## Goal of the exercise:
Exclude the pictures and retype the entries as written.
--------
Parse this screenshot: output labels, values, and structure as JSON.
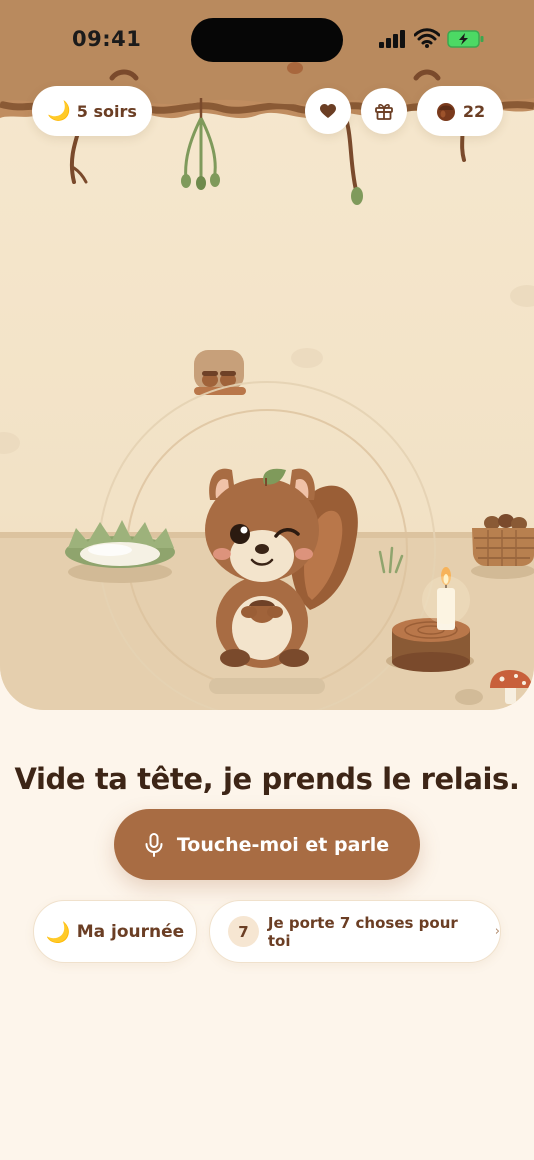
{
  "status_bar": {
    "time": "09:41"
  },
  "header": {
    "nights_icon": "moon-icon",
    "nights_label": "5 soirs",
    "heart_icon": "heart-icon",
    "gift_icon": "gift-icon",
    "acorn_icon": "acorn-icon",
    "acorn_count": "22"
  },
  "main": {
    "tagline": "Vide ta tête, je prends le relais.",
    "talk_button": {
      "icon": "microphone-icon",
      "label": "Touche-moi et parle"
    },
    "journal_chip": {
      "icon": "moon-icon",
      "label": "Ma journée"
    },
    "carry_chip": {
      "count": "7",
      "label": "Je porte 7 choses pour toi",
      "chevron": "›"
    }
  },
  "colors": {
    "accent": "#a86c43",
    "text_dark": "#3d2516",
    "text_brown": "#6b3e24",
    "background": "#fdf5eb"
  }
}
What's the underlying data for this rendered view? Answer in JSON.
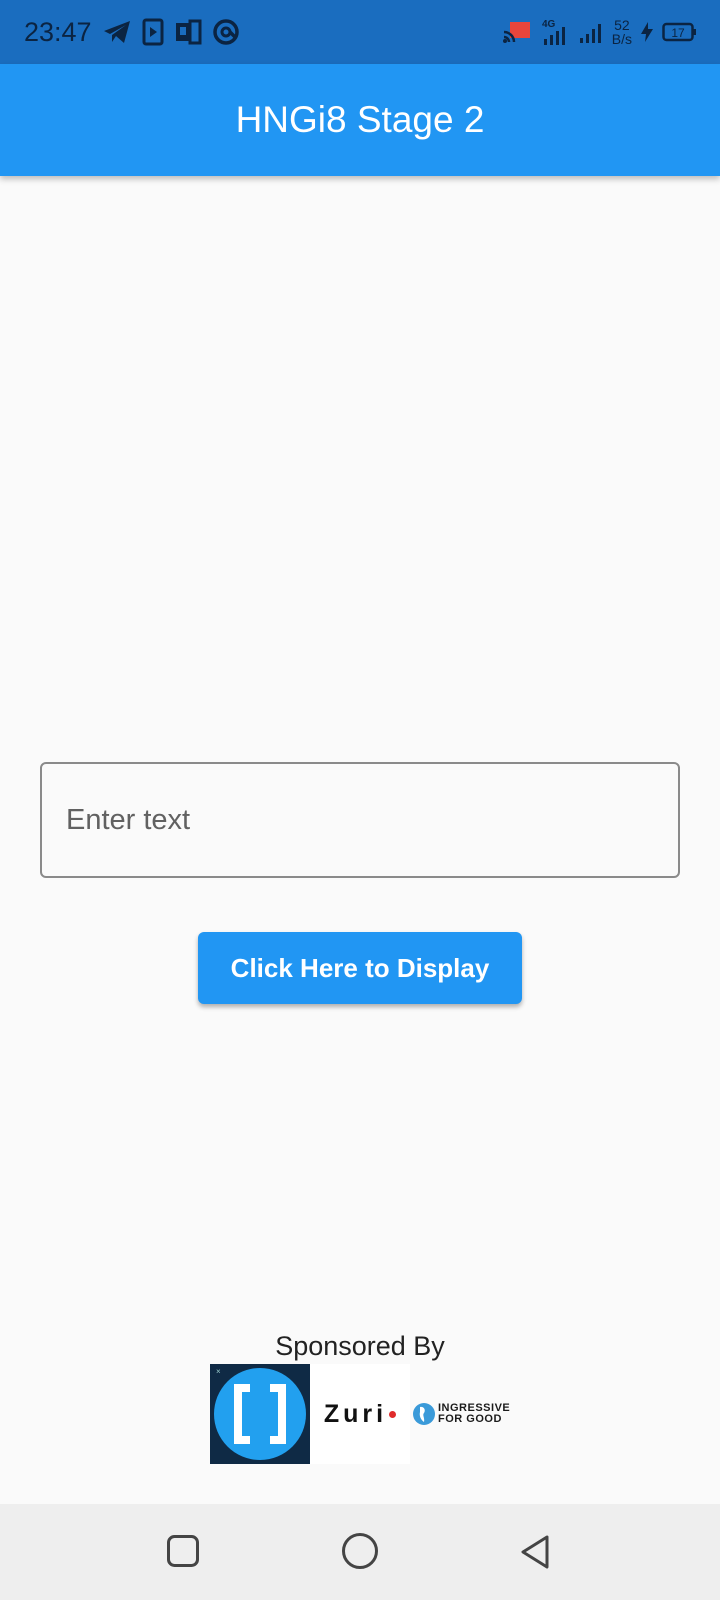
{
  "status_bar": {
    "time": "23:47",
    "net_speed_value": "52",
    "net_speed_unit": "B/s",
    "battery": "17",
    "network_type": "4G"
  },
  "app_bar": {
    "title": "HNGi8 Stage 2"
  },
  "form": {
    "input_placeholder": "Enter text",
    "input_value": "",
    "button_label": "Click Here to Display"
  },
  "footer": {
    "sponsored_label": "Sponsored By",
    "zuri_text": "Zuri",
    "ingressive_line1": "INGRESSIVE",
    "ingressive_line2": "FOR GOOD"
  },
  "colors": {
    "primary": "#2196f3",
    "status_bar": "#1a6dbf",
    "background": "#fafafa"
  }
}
--------
## In response:
Parse this screenshot: output labels, values, and structure as JSON.
{
  "status_bar": {
    "time": "09:41"
  },
  "header": {
    "nights_icon": "moon-icon",
    "nights_label": "5 soirs",
    "heart_icon": "heart-icon",
    "gift_icon": "gift-icon",
    "acorn_icon": "acorn-icon",
    "acorn_count": "22"
  },
  "main": {
    "tagline": "Vide ta tête, je prends le relais.",
    "talk_button": {
      "icon": "microphone-icon",
      "label": "Touche-moi et parle"
    },
    "journal_chip": {
      "icon": "moon-icon",
      "label": "Ma journée"
    },
    "carry_chip": {
      "count": "7",
      "label": "Je porte 7 choses pour toi",
      "chevron": "›"
    }
  },
  "colors": {
    "accent": "#a86c43",
    "text_dark": "#3d2516",
    "text_brown": "#6b3e24",
    "background": "#fdf5eb"
  }
}
What's the underlying data for this rendered view? Answer in JSON.
{
  "status_bar": {
    "time": "23:47",
    "net_speed_value": "52",
    "net_speed_unit": "B/s",
    "battery": "17",
    "network_type": "4G"
  },
  "app_bar": {
    "title": "HNGi8 Stage 2"
  },
  "form": {
    "input_placeholder": "Enter text",
    "input_value": "",
    "button_label": "Click Here to Display"
  },
  "footer": {
    "sponsored_label": "Sponsored By",
    "zuri_text": "Zuri",
    "ingressive_line1": "INGRESSIVE",
    "ingressive_line2": "FOR GOOD"
  },
  "colors": {
    "primary": "#2196f3",
    "status_bar": "#1a6dbf",
    "background": "#fafafa"
  }
}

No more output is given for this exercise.